┌──

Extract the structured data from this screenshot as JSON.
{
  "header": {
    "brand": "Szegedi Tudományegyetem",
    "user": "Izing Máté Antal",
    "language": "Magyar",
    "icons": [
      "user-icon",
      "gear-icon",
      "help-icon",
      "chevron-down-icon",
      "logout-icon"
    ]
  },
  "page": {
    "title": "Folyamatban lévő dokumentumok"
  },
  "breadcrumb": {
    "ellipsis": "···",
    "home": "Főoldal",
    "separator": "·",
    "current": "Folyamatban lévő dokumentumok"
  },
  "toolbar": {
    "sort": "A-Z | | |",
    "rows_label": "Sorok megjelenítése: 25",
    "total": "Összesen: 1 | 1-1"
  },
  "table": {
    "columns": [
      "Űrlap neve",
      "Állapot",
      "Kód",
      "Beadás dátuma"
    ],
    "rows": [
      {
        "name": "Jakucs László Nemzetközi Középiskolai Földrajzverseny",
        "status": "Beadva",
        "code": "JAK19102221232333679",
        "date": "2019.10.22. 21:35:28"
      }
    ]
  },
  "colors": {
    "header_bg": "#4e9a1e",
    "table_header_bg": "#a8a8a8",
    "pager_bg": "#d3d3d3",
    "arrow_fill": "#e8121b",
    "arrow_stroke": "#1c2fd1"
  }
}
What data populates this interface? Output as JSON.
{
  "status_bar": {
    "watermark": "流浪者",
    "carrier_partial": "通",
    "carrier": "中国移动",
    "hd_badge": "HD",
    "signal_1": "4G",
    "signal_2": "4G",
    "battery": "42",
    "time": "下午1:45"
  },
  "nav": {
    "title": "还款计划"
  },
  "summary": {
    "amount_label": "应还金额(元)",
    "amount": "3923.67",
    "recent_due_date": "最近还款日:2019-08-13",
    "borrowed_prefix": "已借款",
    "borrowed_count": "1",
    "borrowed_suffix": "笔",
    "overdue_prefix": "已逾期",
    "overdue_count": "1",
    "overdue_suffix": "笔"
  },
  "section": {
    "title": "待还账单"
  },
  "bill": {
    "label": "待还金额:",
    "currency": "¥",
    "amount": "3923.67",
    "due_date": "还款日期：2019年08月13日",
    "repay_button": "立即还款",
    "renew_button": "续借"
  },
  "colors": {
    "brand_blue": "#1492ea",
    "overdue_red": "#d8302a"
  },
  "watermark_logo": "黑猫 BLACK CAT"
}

└──

◆ **WHAT TO PRODUCE**: Copy every line that includes the string "dokumentumok" from the material above.

◆ **WRITTEN SOLUTION**:
    "title": "Folyamatban lévő dokumentumok"
    "current": "Folyamatban lévő dokumentumok"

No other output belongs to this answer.